Exercise instructions.
Leave every picture out and write out the records below exactly.

Data supplied.
====

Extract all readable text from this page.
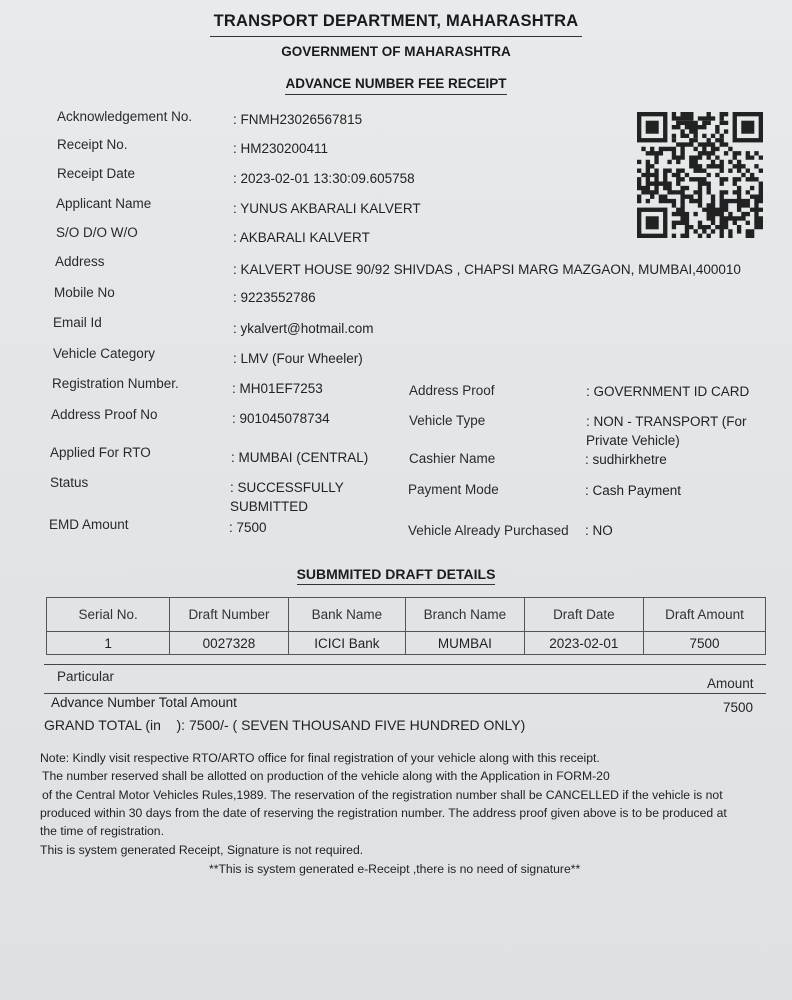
TRANSPORT DEPARTMENT, MAHARASHTRA
GOVERNMENT OF MAHARASHTRA
ADVANCE NUMBER FEE RECEIPT
Acknowledgement No.	: FNMH23026567815
Receipt No.	: HM230200411
Receipt Date	: 2023-02-01 13:30:09.605758
Applicant Name	: YUNUS AKBARALI KALVERT
S/O D/O W/O	: AKBARALI KALVERT
Address
: KALVERT HOUSE 90/92 SHIVDAS , CHAPSI MARG MAZGAON, MUMBAI,400010
Mobile No	: 9223552786
Email Id	: ykalvert@hotmail.com
Vehicle Category	: LMV (Four Wheeler)
Registration Number.	: MH01EF7253
Address Proof No	: 901045078734
Applied For RTO	: MUMBAI (CENTRAL)
Status	: SUCCESSFULLY
SUBMITTED
EMD Amount	: 7500
Address Proof	: GOVERNMENT ID CARD
Vehicle Type	: NON - TRANSPORT (For
Private Vehicle)
Cashier Name	: sudhirkhetre
Payment Mode	: Cash Payment
Vehicle Already Purchased : NO
SUBMMITED DRAFT DETAILS
Serial No.	Draft Number	Bank Name	Branch Name	Draft Date	Draft Amount
1	0027328	ICICI Bank	MUMBAI	2023-02-01	7500
Particular	Amount
Advance Number Total Amount	7500
GRAND TOTAL (in    ): 7500/- ( SEVEN THOUSAND FIVE HUNDRED ONLY)
Note: Kindly visit respective RTO/ARTO office for final registration of your vehicle along with this receipt.
The number reserved shall be allotted on production of the vehicle along with the Application in FORM-20
of the Central Motor Vehicles Rules,1989. The reservation of the registration number shall be CANCELLED if the vehicle is not
produced within 30 days from the date of reserving the registration number. The address proof given above is to be produced at
the time of registration.
This is system generated Receipt, Signature is not required.
**This is system generated e-Receipt ,there is no need of signature**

====

Full response.
Extract all readable text from this page.
TRANSPORT DEPARTMENT, MAHARASHTRA
GOVERNMENT OF MAHARASHTRA
ADVANCE NUMBER FEE RECEIPT
Acknowledgement No.	: FNMH23026567815
Receipt No.	: HM230200411
Receipt Date	: 2023-02-01 13:30:09.605758
Applicant Name	: YUNUS AKBARALI KALVERT
S/O D/O W/O	: AKBARALI KALVERT
Address
: KALVERT HOUSE 90/92 SHIVDAS , CHAPSI MARG MAZGAON, MUMBAI,400010
Mobile No	: 9223552786
Email Id	: ykalvert@hotmail.com
Vehicle Category	: LMV (Four Wheeler)
Registration Number.	: MH01EF7253
Address Proof No	: 901045078734
Applied For RTO	: MUMBAI (CENTRAL)
Status	: SUCCESSFULLY
SUBMITTED
EMD Amount	: 7500
Address Proof	: GOVERNMENT ID CARD
Vehicle Type	: NON - TRANSPORT (For
Private Vehicle)
Cashier Name	: sudhirkhetre
Payment Mode	: Cash Payment
Vehicle Already Purchased : NO
SUBMMITED DRAFT DETAILS
Serial No.	Draft Number	Bank Name	Branch Name	Draft Date	Draft Amount
1	0027328	ICICI Bank	MUMBAI	2023-02-01	7500
Particular	Amount
Advance Number Total Amount	7500
GRAND TOTAL (in    ): 7500/- ( SEVEN THOUSAND FIVE HUNDRED ONLY)
Note: Kindly visit respective RTO/ARTO office for final registration of your vehicle along with this receipt.
The number reserved shall be allotted on production of the vehicle along with the Application in FORM-20
of the Central Motor Vehicles Rules,1989. The reservation of the registration number shall be CANCELLED if the vehicle is not
produced within 30 days from the date of reserving the registration number. The address proof given above is to be produced at
the time of registration.
This is system generated Receipt, Signature is not required.
**This is system generated e-Receipt ,there is no need of signature**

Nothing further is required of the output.